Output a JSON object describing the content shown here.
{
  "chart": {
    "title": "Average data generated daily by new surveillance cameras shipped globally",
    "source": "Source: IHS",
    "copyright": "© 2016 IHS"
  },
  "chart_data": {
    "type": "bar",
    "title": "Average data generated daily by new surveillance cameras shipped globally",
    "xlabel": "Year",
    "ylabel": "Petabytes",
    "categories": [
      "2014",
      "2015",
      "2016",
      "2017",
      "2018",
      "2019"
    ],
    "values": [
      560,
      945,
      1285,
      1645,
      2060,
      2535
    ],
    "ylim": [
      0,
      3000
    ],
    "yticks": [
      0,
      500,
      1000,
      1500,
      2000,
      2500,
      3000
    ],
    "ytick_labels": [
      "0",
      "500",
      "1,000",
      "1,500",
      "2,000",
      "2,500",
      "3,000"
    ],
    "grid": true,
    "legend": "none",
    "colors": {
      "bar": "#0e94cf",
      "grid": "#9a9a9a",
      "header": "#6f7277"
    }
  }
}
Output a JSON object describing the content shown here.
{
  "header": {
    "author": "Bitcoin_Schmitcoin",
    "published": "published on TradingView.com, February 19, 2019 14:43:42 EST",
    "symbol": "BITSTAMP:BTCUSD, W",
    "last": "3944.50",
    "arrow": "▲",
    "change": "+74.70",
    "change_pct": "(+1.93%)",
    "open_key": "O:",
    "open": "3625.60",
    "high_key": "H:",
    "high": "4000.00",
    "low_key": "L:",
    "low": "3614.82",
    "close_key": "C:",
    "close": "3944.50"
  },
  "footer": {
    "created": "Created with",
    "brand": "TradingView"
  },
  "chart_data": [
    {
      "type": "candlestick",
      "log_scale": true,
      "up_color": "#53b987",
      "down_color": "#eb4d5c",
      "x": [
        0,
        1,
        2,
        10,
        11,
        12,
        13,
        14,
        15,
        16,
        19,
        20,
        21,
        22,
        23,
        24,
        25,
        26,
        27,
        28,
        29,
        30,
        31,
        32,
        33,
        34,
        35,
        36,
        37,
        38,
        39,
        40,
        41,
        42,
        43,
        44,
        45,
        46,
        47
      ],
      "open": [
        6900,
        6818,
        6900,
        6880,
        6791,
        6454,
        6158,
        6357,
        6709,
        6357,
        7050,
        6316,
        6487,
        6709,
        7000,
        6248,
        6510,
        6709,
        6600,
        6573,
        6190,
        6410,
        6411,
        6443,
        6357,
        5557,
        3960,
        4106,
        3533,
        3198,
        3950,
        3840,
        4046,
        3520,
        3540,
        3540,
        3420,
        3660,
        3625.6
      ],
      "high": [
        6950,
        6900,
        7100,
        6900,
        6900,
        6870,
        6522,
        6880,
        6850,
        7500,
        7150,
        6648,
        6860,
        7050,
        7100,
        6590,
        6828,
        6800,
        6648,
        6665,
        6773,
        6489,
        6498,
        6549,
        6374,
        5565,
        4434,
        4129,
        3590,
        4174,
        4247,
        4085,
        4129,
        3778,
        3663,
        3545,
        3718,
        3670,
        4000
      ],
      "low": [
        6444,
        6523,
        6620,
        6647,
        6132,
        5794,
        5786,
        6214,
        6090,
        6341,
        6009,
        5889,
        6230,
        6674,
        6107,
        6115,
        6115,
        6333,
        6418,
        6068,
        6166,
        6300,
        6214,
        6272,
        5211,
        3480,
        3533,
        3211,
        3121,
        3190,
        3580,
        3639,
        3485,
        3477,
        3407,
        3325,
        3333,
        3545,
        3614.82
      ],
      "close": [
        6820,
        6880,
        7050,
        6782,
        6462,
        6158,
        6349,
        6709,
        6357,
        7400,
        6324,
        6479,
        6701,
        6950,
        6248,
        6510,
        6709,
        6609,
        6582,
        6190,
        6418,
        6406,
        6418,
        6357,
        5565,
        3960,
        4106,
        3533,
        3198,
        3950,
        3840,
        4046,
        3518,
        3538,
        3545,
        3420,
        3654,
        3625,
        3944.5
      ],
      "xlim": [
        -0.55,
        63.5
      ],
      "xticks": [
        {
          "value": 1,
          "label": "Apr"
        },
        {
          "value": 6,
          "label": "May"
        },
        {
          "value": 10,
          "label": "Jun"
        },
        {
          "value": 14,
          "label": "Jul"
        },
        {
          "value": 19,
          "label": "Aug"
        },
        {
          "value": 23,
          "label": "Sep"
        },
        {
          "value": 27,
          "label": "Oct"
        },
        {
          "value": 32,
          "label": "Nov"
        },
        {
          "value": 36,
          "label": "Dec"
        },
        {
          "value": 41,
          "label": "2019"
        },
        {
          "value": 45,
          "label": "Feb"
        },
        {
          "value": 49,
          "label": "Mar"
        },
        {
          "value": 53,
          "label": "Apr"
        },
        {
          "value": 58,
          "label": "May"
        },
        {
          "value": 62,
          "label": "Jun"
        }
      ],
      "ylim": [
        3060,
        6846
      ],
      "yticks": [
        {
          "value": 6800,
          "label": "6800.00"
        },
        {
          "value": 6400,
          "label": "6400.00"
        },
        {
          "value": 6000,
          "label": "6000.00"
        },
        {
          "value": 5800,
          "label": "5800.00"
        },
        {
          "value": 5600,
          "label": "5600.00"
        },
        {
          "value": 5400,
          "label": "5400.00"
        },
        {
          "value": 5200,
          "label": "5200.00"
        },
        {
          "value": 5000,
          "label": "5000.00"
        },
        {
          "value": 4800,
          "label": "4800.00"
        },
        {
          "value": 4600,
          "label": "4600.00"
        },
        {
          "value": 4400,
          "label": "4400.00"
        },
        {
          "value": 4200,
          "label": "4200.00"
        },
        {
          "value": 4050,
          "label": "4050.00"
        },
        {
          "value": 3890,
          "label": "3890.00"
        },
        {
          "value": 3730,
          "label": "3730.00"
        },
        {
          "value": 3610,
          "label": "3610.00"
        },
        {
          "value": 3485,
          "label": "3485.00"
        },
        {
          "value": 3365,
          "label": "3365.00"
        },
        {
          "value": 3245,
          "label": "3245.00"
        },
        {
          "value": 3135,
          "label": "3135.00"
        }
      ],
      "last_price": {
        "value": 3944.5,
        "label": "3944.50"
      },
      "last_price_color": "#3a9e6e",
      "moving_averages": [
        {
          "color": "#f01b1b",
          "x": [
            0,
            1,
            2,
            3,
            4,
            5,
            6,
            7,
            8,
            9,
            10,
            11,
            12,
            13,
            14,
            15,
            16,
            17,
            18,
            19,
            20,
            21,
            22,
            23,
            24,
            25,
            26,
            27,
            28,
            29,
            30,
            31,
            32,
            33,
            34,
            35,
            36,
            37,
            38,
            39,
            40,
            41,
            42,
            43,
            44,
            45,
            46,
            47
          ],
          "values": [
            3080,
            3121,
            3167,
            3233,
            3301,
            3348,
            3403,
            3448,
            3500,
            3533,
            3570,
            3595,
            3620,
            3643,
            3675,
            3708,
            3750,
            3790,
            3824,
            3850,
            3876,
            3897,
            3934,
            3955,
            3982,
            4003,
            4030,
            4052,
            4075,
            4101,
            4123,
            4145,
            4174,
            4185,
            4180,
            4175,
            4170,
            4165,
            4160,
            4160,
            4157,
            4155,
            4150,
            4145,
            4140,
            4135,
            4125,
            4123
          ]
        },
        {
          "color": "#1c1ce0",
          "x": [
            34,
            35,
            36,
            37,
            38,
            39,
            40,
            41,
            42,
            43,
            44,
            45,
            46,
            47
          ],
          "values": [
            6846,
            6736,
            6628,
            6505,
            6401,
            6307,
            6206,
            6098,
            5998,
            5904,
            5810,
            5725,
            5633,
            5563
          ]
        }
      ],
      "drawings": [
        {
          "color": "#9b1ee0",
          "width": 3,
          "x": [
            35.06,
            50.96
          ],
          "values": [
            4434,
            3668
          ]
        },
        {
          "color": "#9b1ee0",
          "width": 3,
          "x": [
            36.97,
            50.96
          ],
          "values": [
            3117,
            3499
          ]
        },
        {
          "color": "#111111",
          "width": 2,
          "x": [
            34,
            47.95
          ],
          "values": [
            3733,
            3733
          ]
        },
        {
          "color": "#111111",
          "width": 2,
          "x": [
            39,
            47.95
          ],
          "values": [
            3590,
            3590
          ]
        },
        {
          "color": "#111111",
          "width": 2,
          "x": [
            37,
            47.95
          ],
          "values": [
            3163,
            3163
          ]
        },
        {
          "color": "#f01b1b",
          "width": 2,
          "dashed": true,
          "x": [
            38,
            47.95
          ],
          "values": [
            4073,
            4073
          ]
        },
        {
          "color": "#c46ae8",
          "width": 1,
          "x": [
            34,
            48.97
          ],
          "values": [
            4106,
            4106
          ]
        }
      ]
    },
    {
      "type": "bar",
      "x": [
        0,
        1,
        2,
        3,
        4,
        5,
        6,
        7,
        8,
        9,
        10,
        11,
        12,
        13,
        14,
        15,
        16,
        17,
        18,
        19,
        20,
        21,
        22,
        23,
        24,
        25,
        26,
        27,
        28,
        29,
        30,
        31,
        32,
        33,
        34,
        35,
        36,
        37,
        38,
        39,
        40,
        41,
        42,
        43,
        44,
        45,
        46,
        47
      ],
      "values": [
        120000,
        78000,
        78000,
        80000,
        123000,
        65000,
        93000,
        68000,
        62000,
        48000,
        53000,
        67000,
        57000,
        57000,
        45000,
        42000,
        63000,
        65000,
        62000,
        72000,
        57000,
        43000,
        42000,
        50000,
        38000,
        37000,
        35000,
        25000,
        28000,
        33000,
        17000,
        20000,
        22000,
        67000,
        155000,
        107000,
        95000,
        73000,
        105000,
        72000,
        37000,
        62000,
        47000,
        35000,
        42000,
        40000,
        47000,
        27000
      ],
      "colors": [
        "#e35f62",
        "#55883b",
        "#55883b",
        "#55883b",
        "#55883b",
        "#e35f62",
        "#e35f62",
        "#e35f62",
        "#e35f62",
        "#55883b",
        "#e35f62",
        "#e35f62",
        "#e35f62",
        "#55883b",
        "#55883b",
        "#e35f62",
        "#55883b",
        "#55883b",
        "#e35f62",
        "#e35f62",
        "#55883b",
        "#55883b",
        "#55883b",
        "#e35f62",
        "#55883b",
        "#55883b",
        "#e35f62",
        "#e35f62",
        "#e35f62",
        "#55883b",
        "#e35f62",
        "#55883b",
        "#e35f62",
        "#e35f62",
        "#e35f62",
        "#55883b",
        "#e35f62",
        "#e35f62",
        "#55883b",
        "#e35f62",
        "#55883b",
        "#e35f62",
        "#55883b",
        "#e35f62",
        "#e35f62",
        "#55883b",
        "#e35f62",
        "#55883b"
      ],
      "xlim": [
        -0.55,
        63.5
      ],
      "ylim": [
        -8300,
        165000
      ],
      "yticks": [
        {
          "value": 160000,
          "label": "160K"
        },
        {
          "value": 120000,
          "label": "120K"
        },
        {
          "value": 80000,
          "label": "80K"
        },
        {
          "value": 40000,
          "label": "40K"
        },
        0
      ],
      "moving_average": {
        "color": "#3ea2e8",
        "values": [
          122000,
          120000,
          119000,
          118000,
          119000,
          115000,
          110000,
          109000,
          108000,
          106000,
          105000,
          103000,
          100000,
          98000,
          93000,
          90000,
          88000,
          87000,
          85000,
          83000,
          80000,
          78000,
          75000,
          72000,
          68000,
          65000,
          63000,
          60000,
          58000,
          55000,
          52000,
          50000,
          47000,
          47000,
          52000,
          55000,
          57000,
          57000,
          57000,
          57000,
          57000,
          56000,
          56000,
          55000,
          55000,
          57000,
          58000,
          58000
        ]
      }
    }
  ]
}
====
In the entries above, find each line with the word "TradingView" and copy it.

    "published": "published on TradingView.com, February 19, 2019 14:43:42 EST",
    "brand": "TradingView"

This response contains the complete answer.